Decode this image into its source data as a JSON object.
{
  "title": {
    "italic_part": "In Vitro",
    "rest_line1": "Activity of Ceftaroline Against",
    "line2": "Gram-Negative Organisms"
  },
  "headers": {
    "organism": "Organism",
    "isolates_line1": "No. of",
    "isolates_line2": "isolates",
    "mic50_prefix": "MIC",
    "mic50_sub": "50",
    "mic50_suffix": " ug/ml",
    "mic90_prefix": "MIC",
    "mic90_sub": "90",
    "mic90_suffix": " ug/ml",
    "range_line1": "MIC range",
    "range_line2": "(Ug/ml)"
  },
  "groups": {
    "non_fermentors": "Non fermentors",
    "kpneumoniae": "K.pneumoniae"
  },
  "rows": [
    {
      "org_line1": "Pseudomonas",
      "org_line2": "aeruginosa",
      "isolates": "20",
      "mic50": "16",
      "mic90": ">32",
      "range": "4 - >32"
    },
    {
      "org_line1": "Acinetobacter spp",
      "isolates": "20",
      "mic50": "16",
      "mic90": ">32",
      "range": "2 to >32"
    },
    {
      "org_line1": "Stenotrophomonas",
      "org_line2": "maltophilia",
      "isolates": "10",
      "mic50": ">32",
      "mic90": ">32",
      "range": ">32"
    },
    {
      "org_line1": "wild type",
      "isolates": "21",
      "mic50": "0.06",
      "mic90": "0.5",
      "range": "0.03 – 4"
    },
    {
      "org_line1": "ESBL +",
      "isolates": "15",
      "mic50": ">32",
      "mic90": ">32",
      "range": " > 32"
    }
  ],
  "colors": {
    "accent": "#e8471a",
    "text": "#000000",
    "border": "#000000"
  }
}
+ + + +
_Prompt_
Output the whole listing above again, word for word.

_Task output_
Decode this image into its source data as a JSON object.
{
  "title": {
    "italic_part": "In Vitro",
    "rest_line1": "Activity of Ceftaroline Against",
    "line2": "Gram-Negative Organisms"
  },
  "headers": {
    "organism": "Organism",
    "isolates_line1": "No. of",
    "isolates_line2": "isolates",
    "mic50_prefix": "MIC",
    "mic50_sub": "50",
    "mic50_suffix": " ug/ml",
    "mic90_prefix": "MIC",
    "mic90_sub": "90",
    "mic90_suffix": " ug/ml",
    "range_line1": "MIC range",
    "range_line2": "(Ug/ml)"
  },
  "groups": {
    "non_fermentors": "Non fermentors",
    "kpneumoniae": "K.pneumoniae"
  },
  "rows": [
    {
      "org_line1": "Pseudomonas",
      "org_line2": "aeruginosa",
      "isolates": "20",
      "mic50": "16",
      "mic90": ">32",
      "range": "4 - >32"
    },
    {
      "org_line1": "Acinetobacter spp",
      "isolates": "20",
      "mic50": "16",
      "mic90": ">32",
      "range": "2 to >32"
    },
    {
      "org_line1": "Stenotrophomonas",
      "org_line2": "maltophilia",
      "isolates": "10",
      "mic50": ">32",
      "mic90": ">32",
      "range": ">32"
    },
    {
      "org_line1": "wild type",
      "isolates": "21",
      "mic50": "0.06",
      "mic90": "0.5",
      "range": "0.03 – 4"
    },
    {
      "org_line1": "ESBL +",
      "isolates": "15",
      "mic50": ">32",
      "mic90": ">32",
      "range": " > 32"
    }
  ],
  "colors": {
    "accent": "#e8471a",
    "text": "#000000",
    "border": "#000000"
  }
}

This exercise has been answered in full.